## [Stated exercise]
Verbatim output of all the material below is required.
==== Given records
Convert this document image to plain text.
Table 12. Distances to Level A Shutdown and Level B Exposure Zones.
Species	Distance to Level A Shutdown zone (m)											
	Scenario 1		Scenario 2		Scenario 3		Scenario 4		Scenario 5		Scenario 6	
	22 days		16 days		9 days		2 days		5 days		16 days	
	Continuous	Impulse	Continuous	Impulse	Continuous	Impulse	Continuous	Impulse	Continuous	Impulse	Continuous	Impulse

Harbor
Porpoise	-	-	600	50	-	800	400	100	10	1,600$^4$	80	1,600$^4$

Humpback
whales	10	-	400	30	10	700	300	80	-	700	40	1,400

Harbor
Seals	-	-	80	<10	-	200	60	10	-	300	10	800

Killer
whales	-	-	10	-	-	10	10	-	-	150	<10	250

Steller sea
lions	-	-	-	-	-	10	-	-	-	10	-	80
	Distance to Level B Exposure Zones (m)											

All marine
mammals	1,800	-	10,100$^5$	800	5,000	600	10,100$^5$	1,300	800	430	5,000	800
========
## [Final result]
Convert this document image to plain text.
Table 12. Distances to Level A Shutdown and Level B Exposure Zones.
Species	Distance to Level A Shutdown zone (m)											
	Scenario 1		Scenario 2		Scenario 3		Scenario 4		Scenario 5		Scenario 6	
	22 days		16 days		9 days		2 days		5 days		16 days	
	Continuous	Impulse	Continuous	Impulse	Continuous	Impulse	Continuous	Impulse	Continuous	Impulse	Continuous	Impulse

Harbor
Porpoise	-	-	600	50	-	800	400	100	10	1,600$^4$	80	1,600$^4$

Humpback
whales	10	-	400	30	10	700	300	80	-	700	40	1,400

Harbor
Seals	-	-	80	<10	-	200	60	10	-	300	10	800

Killer
whales	-	-	10	-	-	10	10	-	-	150	<10	250

Steller sea
lions	-	-	-	-	-	10	-	-	-	10	-	80
	Distance to Level B Exposure Zones (m)											

All marine
mammals	1,800	-	10,100$^5$	800	5,000	600	10,100$^5$	1,300	800	430	5,000	800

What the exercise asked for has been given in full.